Each entry must be given again exactly; images do not belong in the copy.

Available data start

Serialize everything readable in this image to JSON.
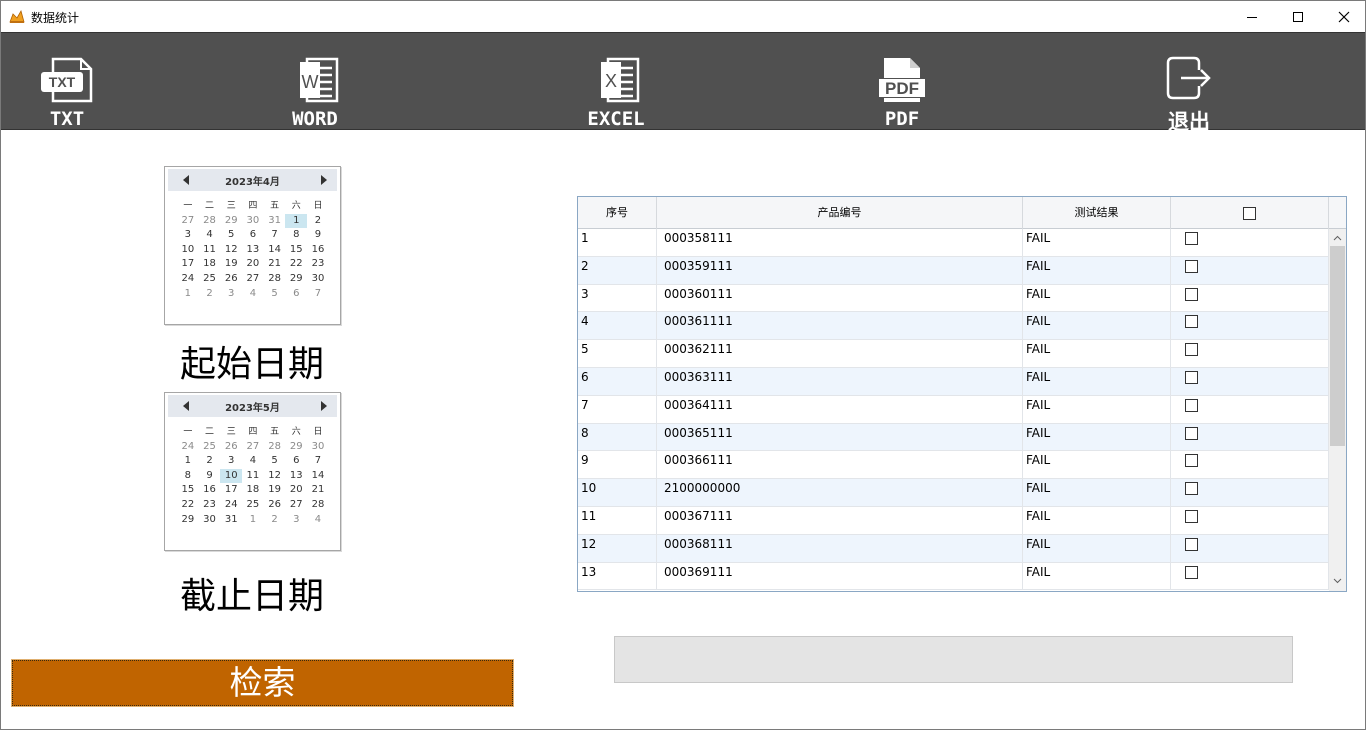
{
  "window": {
    "title": "数据统计"
  },
  "toolbar": {
    "items": [
      {
        "label": "TXT",
        "icon": "txt-file-icon",
        "badge": "TXT"
      },
      {
        "label": "WORD",
        "icon": "word-file-icon",
        "badge": "W"
      },
      {
        "label": "EXCEL",
        "icon": "excel-file-icon",
        "badge": "X"
      },
      {
        "label": "PDF",
        "icon": "pdf-file-icon",
        "badge": "PDF"
      },
      {
        "label": "退出",
        "icon": "exit-icon"
      }
    ]
  },
  "start_calendar": {
    "title": "2023年4月",
    "weekdays": [
      "一",
      "二",
      "三",
      "四",
      "五",
      "六",
      "日"
    ],
    "weeks": [
      [
        {
          "d": "27",
          "o": true
        },
        {
          "d": "28",
          "o": true
        },
        {
          "d": "29",
          "o": true
        },
        {
          "d": "30",
          "o": true
        },
        {
          "d": "31",
          "o": true
        },
        {
          "d": "1",
          "s": true
        },
        {
          "d": "2"
        }
      ],
      [
        {
          "d": "3"
        },
        {
          "d": "4"
        },
        {
          "d": "5"
        },
        {
          "d": "6"
        },
        {
          "d": "7"
        },
        {
          "d": "8"
        },
        {
          "d": "9"
        }
      ],
      [
        {
          "d": "10"
        },
        {
          "d": "11"
        },
        {
          "d": "12"
        },
        {
          "d": "13"
        },
        {
          "d": "14"
        },
        {
          "d": "15"
        },
        {
          "d": "16"
        }
      ],
      [
        {
          "d": "17"
        },
        {
          "d": "18"
        },
        {
          "d": "19"
        },
        {
          "d": "20"
        },
        {
          "d": "21"
        },
        {
          "d": "22"
        },
        {
          "d": "23"
        }
      ],
      [
        {
          "d": "24"
        },
        {
          "d": "25"
        },
        {
          "d": "26"
        },
        {
          "d": "27"
        },
        {
          "d": "28"
        },
        {
          "d": "29"
        },
        {
          "d": "30"
        }
      ],
      [
        {
          "d": "1",
          "o": true
        },
        {
          "d": "2",
          "o": true
        },
        {
          "d": "3",
          "o": true
        },
        {
          "d": "4",
          "o": true
        },
        {
          "d": "5",
          "o": true
        },
        {
          "d": "6",
          "o": true
        },
        {
          "d": "7",
          "o": true
        }
      ]
    ],
    "label": "起始日期"
  },
  "end_calendar": {
    "title": "2023年5月",
    "weekdays": [
      "一",
      "二",
      "三",
      "四",
      "五",
      "六",
      "日"
    ],
    "weeks": [
      [
        {
          "d": "24",
          "o": true
        },
        {
          "d": "25",
          "o": true
        },
        {
          "d": "26",
          "o": true
        },
        {
          "d": "27",
          "o": true
        },
        {
          "d": "28",
          "o": true
        },
        {
          "d": "29",
          "o": true
        },
        {
          "d": "30",
          "o": true
        }
      ],
      [
        {
          "d": "1"
        },
        {
          "d": "2"
        },
        {
          "d": "3"
        },
        {
          "d": "4"
        },
        {
          "d": "5"
        },
        {
          "d": "6"
        },
        {
          "d": "7"
        }
      ],
      [
        {
          "d": "8"
        },
        {
          "d": "9"
        },
        {
          "d": "10",
          "s": true
        },
        {
          "d": "11"
        },
        {
          "d": "12"
        },
        {
          "d": "13"
        },
        {
          "d": "14"
        }
      ],
      [
        {
          "d": "15"
        },
        {
          "d": "16"
        },
        {
          "d": "17"
        },
        {
          "d": "18"
        },
        {
          "d": "19"
        },
        {
          "d": "20"
        },
        {
          "d": "21"
        }
      ],
      [
        {
          "d": "22"
        },
        {
          "d": "23"
        },
        {
          "d": "24"
        },
        {
          "d": "25"
        },
        {
          "d": "26"
        },
        {
          "d": "27"
        },
        {
          "d": "28"
        }
      ],
      [
        {
          "d": "29"
        },
        {
          "d": "30"
        },
        {
          "d": "31"
        },
        {
          "d": "1",
          "o": true
        },
        {
          "d": "2",
          "o": true
        },
        {
          "d": "3",
          "o": true
        },
        {
          "d": "4",
          "o": true
        }
      ]
    ],
    "label": "截止日期"
  },
  "search": {
    "label": "检索"
  },
  "grid": {
    "headers": [
      "序号",
      "产品编号",
      "测试结果"
    ],
    "rows": [
      [
        "1",
        "000358111",
        "FAIL"
      ],
      [
        "2",
        "000359111",
        "FAIL"
      ],
      [
        "3",
        "000360111",
        "FAIL"
      ],
      [
        "4",
        "000361111",
        "FAIL"
      ],
      [
        "5",
        "000362111",
        "FAIL"
      ],
      [
        "6",
        "000363111",
        "FAIL"
      ],
      [
        "7",
        "000364111",
        "FAIL"
      ],
      [
        "8",
        "000365111",
        "FAIL"
      ],
      [
        "9",
        "000366111",
        "FAIL"
      ],
      [
        "10",
        "2100000000",
        "FAIL"
      ],
      [
        "11",
        "000367111",
        "FAIL"
      ],
      [
        "12",
        "000368111",
        "FAIL"
      ],
      [
        "13",
        "000369111",
        "FAIL"
      ]
    ]
  },
  "status": {
    "text": ""
  }
}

Available data end

## Solution to this task
Serialize everything readable in this image to JSON.
{
  "window": {
    "title": "数据统计"
  },
  "toolbar": {
    "items": [
      {
        "label": "TXT",
        "icon": "txt-file-icon",
        "badge": "TXT"
      },
      {
        "label": "WORD",
        "icon": "word-file-icon",
        "badge": "W"
      },
      {
        "label": "EXCEL",
        "icon": "excel-file-icon",
        "badge": "X"
      },
      {
        "label": "PDF",
        "icon": "pdf-file-icon",
        "badge": "PDF"
      },
      {
        "label": "退出",
        "icon": "exit-icon"
      }
    ]
  },
  "start_calendar": {
    "title": "2023年4月",
    "weekdays": [
      "一",
      "二",
      "三",
      "四",
      "五",
      "六",
      "日"
    ],
    "weeks": [
      [
        {
          "d": "27",
          "o": true
        },
        {
          "d": "28",
          "o": true
        },
        {
          "d": "29",
          "o": true
        },
        {
          "d": "30",
          "o": true
        },
        {
          "d": "31",
          "o": true
        },
        {
          "d": "1",
          "s": true
        },
        {
          "d": "2"
        }
      ],
      [
        {
          "d": "3"
        },
        {
          "d": "4"
        },
        {
          "d": "5"
        },
        {
          "d": "6"
        },
        {
          "d": "7"
        },
        {
          "d": "8"
        },
        {
          "d": "9"
        }
      ],
      [
        {
          "d": "10"
        },
        {
          "d": "11"
        },
        {
          "d": "12"
        },
        {
          "d": "13"
        },
        {
          "d": "14"
        },
        {
          "d": "15"
        },
        {
          "d": "16"
        }
      ],
      [
        {
          "d": "17"
        },
        {
          "d": "18"
        },
        {
          "d": "19"
        },
        {
          "d": "20"
        },
        {
          "d": "21"
        },
        {
          "d": "22"
        },
        {
          "d": "23"
        }
      ],
      [
        {
          "d": "24"
        },
        {
          "d": "25"
        },
        {
          "d": "26"
        },
        {
          "d": "27"
        },
        {
          "d": "28"
        },
        {
          "d": "29"
        },
        {
          "d": "30"
        }
      ],
      [
        {
          "d": "1",
          "o": true
        },
        {
          "d": "2",
          "o": true
        },
        {
          "d": "3",
          "o": true
        },
        {
          "d": "4",
          "o": true
        },
        {
          "d": "5",
          "o": true
        },
        {
          "d": "6",
          "o": true
        },
        {
          "d": "7",
          "o": true
        }
      ]
    ],
    "label": "起始日期"
  },
  "end_calendar": {
    "title": "2023年5月",
    "weekdays": [
      "一",
      "二",
      "三",
      "四",
      "五",
      "六",
      "日"
    ],
    "weeks": [
      [
        {
          "d": "24",
          "o": true
        },
        {
          "d": "25",
          "o": true
        },
        {
          "d": "26",
          "o": true
        },
        {
          "d": "27",
          "o": true
        },
        {
          "d": "28",
          "o": true
        },
        {
          "d": "29",
          "o": true
        },
        {
          "d": "30",
          "o": true
        }
      ],
      [
        {
          "d": "1"
        },
        {
          "d": "2"
        },
        {
          "d": "3"
        },
        {
          "d": "4"
        },
        {
          "d": "5"
        },
        {
          "d": "6"
        },
        {
          "d": "7"
        }
      ],
      [
        {
          "d": "8"
        },
        {
          "d": "9"
        },
        {
          "d": "10",
          "s": true
        },
        {
          "d": "11"
        },
        {
          "d": "12"
        },
        {
          "d": "13"
        },
        {
          "d": "14"
        }
      ],
      [
        {
          "d": "15"
        },
        {
          "d": "16"
        },
        {
          "d": "17"
        },
        {
          "d": "18"
        },
        {
          "d": "19"
        },
        {
          "d": "20"
        },
        {
          "d": "21"
        }
      ],
      [
        {
          "d": "22"
        },
        {
          "d": "23"
        },
        {
          "d": "24"
        },
        {
          "d": "25"
        },
        {
          "d": "26"
        },
        {
          "d": "27"
        },
        {
          "d": "28"
        }
      ],
      [
        {
          "d": "29"
        },
        {
          "d": "30"
        },
        {
          "d": "31"
        },
        {
          "d": "1",
          "o": true
        },
        {
          "d": "2",
          "o": true
        },
        {
          "d": "3",
          "o": true
        },
        {
          "d": "4",
          "o": true
        }
      ]
    ],
    "label": "截止日期"
  },
  "search": {
    "label": "检索"
  },
  "grid": {
    "headers": [
      "序号",
      "产品编号",
      "测试结果"
    ],
    "rows": [
      [
        "1",
        "000358111",
        "FAIL"
      ],
      [
        "2",
        "000359111",
        "FAIL"
      ],
      [
        "3",
        "000360111",
        "FAIL"
      ],
      [
        "4",
        "000361111",
        "FAIL"
      ],
      [
        "5",
        "000362111",
        "FAIL"
      ],
      [
        "6",
        "000363111",
        "FAIL"
      ],
      [
        "7",
        "000364111",
        "FAIL"
      ],
      [
        "8",
        "000365111",
        "FAIL"
      ],
      [
        "9",
        "000366111",
        "FAIL"
      ],
      [
        "10",
        "2100000000",
        "FAIL"
      ],
      [
        "11",
        "000367111",
        "FAIL"
      ],
      [
        "12",
        "000368111",
        "FAIL"
      ],
      [
        "13",
        "000369111",
        "FAIL"
      ]
    ]
  },
  "status": {
    "text": ""
  }
}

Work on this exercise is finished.